Exercise
Exclude the pictures and retype the entries as written.

Exercise data
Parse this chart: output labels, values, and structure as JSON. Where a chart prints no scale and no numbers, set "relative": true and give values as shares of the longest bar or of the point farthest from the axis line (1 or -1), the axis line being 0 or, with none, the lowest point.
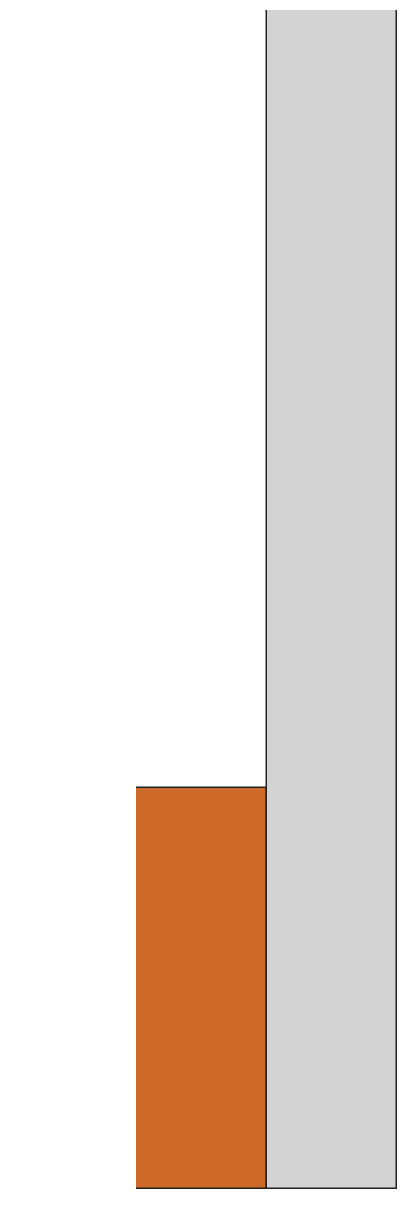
{
  "chart_data": {
    "type": "bar",
    "relative": true,
    "categories": [
      null,
      null
    ],
    "values": [
      0.34,
      1
    ],
    "colors": [
      "#cd6a2a",
      "#d3d3d3"
    ]
  }
}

Solution to this exercise
Parse this chart: output labels, values, and structure as JSON. Where a chart prints no scale and no numbers, set "relative": true and give values as shares of the longest bar or of the point farthest from the axis line (1 or -1), the axis line being 0 or, with none, the lowest point.
{
  "chart_data": {
    "type": "bar",
    "relative": true,
    "categories": [
      null,
      null
    ],
    "values": [
      0.34,
      1
    ],
    "colors": [
      "#cd6a2a",
      "#d3d3d3"
    ]
  }
}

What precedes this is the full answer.